TASK STATEMENT:
Filter this material down to the lines that hold "муниципальных", copying each one.

RECORDS SUPPLIED:
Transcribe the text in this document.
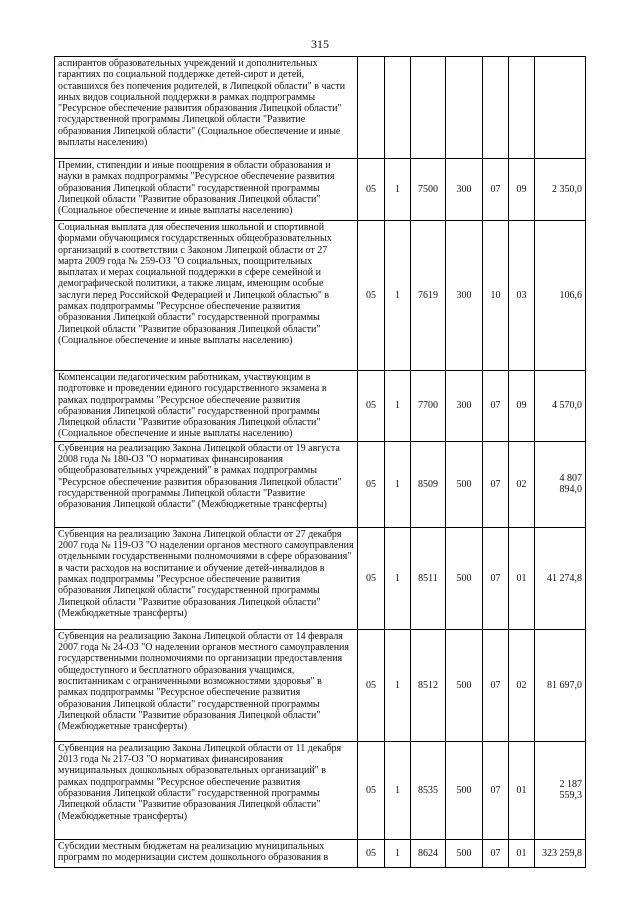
315
аспирантов образовательных учреждений и дополнительных гарантиях по социальной поддержке детей-сирот и детей, оставшихся без попечения родителей, в Липецкой области" в части иных видов социальной поддержки в рамках подпрограммы "Ресурсное обеспечение развития образования Липецкой области" государственной программы Липецкой области "Развитие образования Липецкой области" (Социальное обеспечение и иные выплаты населению)							
Премии, стипендии и иные поощрения в области образования и науки в рамках подпрограммы "Ресурсное обеспечение развития образования Липецкой области" государственной программы Липецкой области "Развитие образования Липецкой области" (Социальное обеспечение и иные выплаты населению)	05	1	7500	300	07	09	2 350,0
Социальная выплата для обеспечения школьной и спортивной формами обучающимся государственных общеобразовательных организаций в соответствии с Законом Липецкой области от 27 марта 2009 года № 259-ОЗ "О социальных, поощрительных выплатах и мерах социальной поддержки в сфере семейной и демографической политики, а также лицам, имеющим особые заслуги перед Российской Федерацией и Липецкой областью" в рамках подпрограммы "Ресурсное обеспечение развития образования Липецкой области" государственной программы Липецкой области "Развитие образования Липецкой области" (Социальное обеспечение и иные выплаты населению)	05	1	7619	300	10	03	106,6
Компенсации педагогическим работникам, участвующим в подготовке и проведении единого государственного экзамена в рамках подпрограммы "Ресурсное обеспечение развития образования Липецкой области" государственной программы Липецкой области "Развитие образования Липецкой области" (Социальное обеспечение и иные выплаты населению)	05	1	7700	300	07	09	4 570,0
Субвенция на реализацию Закона Липецкой области от 19 августа 2008 года № 180-ОЗ "О нормативах финансирования общеобразовательных учреждений" в рамках подпрограммы "Ресурсное обеспечение развития образования Липецкой области" государственной программы Липецкой области "Развитие образования Липецкой области" (Межбюджетные трансферты)	05	1	8509	500	07	02	4 807 894,0
Субвенция на реализацию Закона Липецкой области от 27 декабря 2007 года № 119-ОЗ "О наделении органов местного самоуправления отдельными государственными полномочиями в сфере образования" в части расходов на воспитание и обучение детей-инвалидов в рамках подпрограммы "Ресурсное обеспечение развития образования Липецкой области" государственной программы Липецкой области "Развитие образования Липецкой области" (Межбюджетные трансферты)	05	1	8511	500	07	01	41 274,8
Субвенция на реализацию Закона Липецкой области от 14 февраля 2007 года № 24-ОЗ "О наделении органов местного самоуправления государственными полномочиями по организации предоставления общедоступного и бесплатного образования учащимся, воспитанникам с ограниченными возможностями здоровья" в рамках подпрограммы "Ресурсное обеспечение развития образования Липецкой области" государственной программы Липецкой области "Развитие образования Липецкой области" (Межбюджетные трансферты)	05	1	8512	500	07	02	81 697,0
Субвенция на реализацию Закона Липецкой области от 11 декабря 2013 года № 217-ОЗ "О нормативах финансирования муниципальных дошкольных образовательных организаций" в рамках подпрограммы "Ресурсное обеспечение развития образования Липецкой области" государственной программы Липецкой области "Развитие образования Липецкой области" (Межбюджетные трансферты)	05	1	8535	500	07	01	2 187 559,3
Субсидии местным бюджетам на реализацию муниципальных программ по модернизации систем дошкольного образования в	05	1	8624	500	07	01	323 259,8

RIGHT ANSWER:
Субвенция на реализацию Закона Липецкой области от 11 декабря 2013 года № 217-ОЗ "О нормативах финансирования муниципальных дошкольных образовательных организаций" в рамках подпрограммы "Ресурсное обеспечение развития образования Липецкой области" государственной программы Липецкой области "Развитие образования Липецкой области" (Межбюджетные трансферты)	05	1	8535	500	07	01	2 187 559,3
Субсидии местным бюджетам на реализацию муниципальных программ по модернизации систем дошкольного образования в	05	1	8624	500	07	01	323 259,8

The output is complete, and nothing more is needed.